| Exercise brief |
Repeat the whole of the data, keeping every detail the same.
>> START Data records
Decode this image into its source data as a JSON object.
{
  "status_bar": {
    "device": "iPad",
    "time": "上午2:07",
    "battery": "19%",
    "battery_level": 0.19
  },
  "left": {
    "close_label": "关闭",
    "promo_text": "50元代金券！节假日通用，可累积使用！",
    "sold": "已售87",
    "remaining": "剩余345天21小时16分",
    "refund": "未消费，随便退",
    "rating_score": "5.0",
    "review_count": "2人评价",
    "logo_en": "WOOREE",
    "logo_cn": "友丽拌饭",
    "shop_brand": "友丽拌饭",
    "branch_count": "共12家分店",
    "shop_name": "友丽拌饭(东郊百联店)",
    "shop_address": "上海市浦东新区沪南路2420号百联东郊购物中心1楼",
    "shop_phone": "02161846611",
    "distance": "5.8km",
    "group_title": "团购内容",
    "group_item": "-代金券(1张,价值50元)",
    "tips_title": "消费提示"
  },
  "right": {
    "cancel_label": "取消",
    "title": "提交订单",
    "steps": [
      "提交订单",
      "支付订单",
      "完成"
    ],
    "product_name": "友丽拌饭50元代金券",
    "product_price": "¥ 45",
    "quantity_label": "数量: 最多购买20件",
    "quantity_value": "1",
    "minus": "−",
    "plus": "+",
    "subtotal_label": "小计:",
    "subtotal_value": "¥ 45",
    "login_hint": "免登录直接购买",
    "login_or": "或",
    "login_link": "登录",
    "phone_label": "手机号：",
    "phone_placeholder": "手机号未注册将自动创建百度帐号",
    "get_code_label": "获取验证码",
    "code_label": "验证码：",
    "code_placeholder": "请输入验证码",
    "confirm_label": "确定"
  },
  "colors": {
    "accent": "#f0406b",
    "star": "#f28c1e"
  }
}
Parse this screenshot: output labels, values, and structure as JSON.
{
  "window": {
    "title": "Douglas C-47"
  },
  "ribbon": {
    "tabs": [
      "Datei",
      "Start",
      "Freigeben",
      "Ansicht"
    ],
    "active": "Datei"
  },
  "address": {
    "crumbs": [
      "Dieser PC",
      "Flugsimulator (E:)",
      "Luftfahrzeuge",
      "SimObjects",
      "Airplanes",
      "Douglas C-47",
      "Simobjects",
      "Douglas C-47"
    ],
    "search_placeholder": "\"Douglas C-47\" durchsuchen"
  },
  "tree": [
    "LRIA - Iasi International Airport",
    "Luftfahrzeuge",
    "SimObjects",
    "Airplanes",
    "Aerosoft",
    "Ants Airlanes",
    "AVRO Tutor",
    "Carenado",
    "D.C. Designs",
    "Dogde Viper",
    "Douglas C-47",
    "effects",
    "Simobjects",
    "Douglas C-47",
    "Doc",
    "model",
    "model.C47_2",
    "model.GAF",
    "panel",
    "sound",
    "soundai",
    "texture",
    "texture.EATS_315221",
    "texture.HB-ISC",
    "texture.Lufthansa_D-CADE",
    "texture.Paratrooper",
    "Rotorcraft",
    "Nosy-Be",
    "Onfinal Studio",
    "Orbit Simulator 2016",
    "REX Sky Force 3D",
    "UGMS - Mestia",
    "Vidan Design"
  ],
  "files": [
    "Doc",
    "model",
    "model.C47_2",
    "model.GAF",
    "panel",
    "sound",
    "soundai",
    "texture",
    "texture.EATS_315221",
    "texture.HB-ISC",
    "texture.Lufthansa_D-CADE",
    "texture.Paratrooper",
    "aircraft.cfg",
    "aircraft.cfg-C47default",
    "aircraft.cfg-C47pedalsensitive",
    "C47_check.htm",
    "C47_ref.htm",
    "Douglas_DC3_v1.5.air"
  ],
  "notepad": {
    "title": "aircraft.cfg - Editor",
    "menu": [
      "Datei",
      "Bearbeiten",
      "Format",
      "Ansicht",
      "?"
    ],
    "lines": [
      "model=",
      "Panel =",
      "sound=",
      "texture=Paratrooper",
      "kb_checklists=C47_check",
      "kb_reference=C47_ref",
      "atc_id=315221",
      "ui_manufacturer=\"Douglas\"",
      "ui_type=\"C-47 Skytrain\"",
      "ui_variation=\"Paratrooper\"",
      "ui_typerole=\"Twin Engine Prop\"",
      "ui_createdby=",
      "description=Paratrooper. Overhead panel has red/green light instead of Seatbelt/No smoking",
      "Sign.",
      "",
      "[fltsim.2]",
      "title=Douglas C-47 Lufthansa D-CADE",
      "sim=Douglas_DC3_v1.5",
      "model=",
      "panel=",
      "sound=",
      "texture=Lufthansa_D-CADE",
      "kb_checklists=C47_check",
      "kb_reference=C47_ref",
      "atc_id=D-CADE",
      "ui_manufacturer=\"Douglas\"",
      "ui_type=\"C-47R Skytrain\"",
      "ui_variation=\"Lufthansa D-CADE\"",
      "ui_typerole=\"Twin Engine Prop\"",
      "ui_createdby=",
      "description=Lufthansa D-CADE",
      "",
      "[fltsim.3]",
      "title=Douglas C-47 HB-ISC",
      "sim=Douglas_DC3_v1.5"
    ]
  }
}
>> END Data records
| Exercise output |
Decode this image into its source data as a JSON object.
{
  "status_bar": {
    "device": "iPad",
    "time": "上午2:07",
    "battery": "19%",
    "battery_level": 0.19
  },
  "left": {
    "close_label": "关闭",
    "promo_text": "50元代金券！节假日通用，可累积使用！",
    "sold": "已售87",
    "remaining": "剩余345天21小时16分",
    "refund": "未消费，随便退",
    "rating_score": "5.0",
    "review_count": "2人评价",
    "logo_en": "WOOREE",
    "logo_cn": "友丽拌饭",
    "shop_brand": "友丽拌饭",
    "branch_count": "共12家分店",
    "shop_name": "友丽拌饭(东郊百联店)",
    "shop_address": "上海市浦东新区沪南路2420号百联东郊购物中心1楼",
    "shop_phone": "02161846611",
    "distance": "5.8km",
    "group_title": "团购内容",
    "group_item": "-代金券(1张,价值50元)",
    "tips_title": "消费提示"
  },
  "right": {
    "cancel_label": "取消",
    "title": "提交订单",
    "steps": [
      "提交订单",
      "支付订单",
      "完成"
    ],
    "product_name": "友丽拌饭50元代金券",
    "product_price": "¥ 45",
    "quantity_label": "数量: 最多购买20件",
    "quantity_value": "1",
    "minus": "−",
    "plus": "+",
    "subtotal_label": "小计:",
    "subtotal_value": "¥ 45",
    "login_hint": "免登录直接购买",
    "login_or": "或",
    "login_link": "登录",
    "phone_label": "手机号：",
    "phone_placeholder": "手机号未注册将自动创建百度帐号",
    "get_code_label": "获取验证码",
    "code_label": "验证码：",
    "code_placeholder": "请输入验证码",
    "confirm_label": "确定"
  },
  "colors": {
    "accent": "#f0406b",
    "star": "#f28c1e"
  }
}
Parse this screenshot: output labels, values, and structure as JSON.
{
  "window": {
    "title": "Douglas C-47"
  },
  "ribbon": {
    "tabs": [
      "Datei",
      "Start",
      "Freigeben",
      "Ansicht"
    ],
    "active": "Datei"
  },
  "address": {
    "crumbs": [
      "Dieser PC",
      "Flugsimulator (E:)",
      "Luftfahrzeuge",
      "SimObjects",
      "Airplanes",
      "Douglas C-47",
      "Simobjects",
      "Douglas C-47"
    ],
    "search_placeholder": "\"Douglas C-47\" durchsuchen"
  },
  "tree": [
    "LRIA - Iasi International Airport",
    "Luftfahrzeuge",
    "SimObjects",
    "Airplanes",
    "Aerosoft",
    "Ants Airlanes",
    "AVRO Tutor",
    "Carenado",
    "D.C. Designs",
    "Dogde Viper",
    "Douglas C-47",
    "effects",
    "Simobjects",
    "Douglas C-47",
    "Doc",
    "model",
    "model.C47_2",
    "model.GAF",
    "panel",
    "sound",
    "soundai",
    "texture",
    "texture.EATS_315221",
    "texture.HB-ISC",
    "texture.Lufthansa_D-CADE",
    "texture.Paratrooper",
    "Rotorcraft",
    "Nosy-Be",
    "Onfinal Studio",
    "Orbit Simulator 2016",
    "REX Sky Force 3D",
    "UGMS - Mestia",
    "Vidan Design"
  ],
  "files": [
    "Doc",
    "model",
    "model.C47_2",
    "model.GAF",
    "panel",
    "sound",
    "soundai",
    "texture",
    "texture.EATS_315221",
    "texture.HB-ISC",
    "texture.Lufthansa_D-CADE",
    "texture.Paratrooper",
    "aircraft.cfg",
    "aircraft.cfg-C47default",
    "aircraft.cfg-C47pedalsensitive",
    "C47_check.htm",
    "C47_ref.htm",
    "Douglas_DC3_v1.5.air"
  ],
  "notepad": {
    "title": "aircraft.cfg - Editor",
    "menu": [
      "Datei",
      "Bearbeiten",
      "Format",
      "Ansicht",
      "?"
    ],
    "lines": [
      "model=",
      "Panel =",
      "sound=",
      "texture=Paratrooper",
      "kb_checklists=C47_check",
      "kb_reference=C47_ref",
      "atc_id=315221",
      "ui_manufacturer=\"Douglas\"",
      "ui_type=\"C-47 Skytrain\"",
      "ui_variation=\"Paratrooper\"",
      "ui_typerole=\"Twin Engine Prop\"",
      "ui_createdby=",
      "description=Paratrooper. Overhead panel has red/green light instead of Seatbelt/No smoking",
      "Sign.",
      "",
      "[fltsim.2]",
      "title=Douglas C-47 Lufthansa D-CADE",
      "sim=Douglas_DC3_v1.5",
      "model=",
      "panel=",
      "sound=",
      "texture=Lufthansa_D-CADE",
      "kb_checklists=C47_check",
      "kb_reference=C47_ref",
      "atc_id=D-CADE",
      "ui_manufacturer=\"Douglas\"",
      "ui_type=\"C-47R Skytrain\"",
      "ui_variation=\"Lufthansa D-CADE\"",
      "ui_typerole=\"Twin Engine Prop\"",
      "ui_createdby=",
      "description=Lufthansa D-CADE",
      "",
      "[fltsim.3]",
      "title=Douglas C-47 HB-ISC",
      "sim=Douglas_DC3_v1.5"
    ]
  }
}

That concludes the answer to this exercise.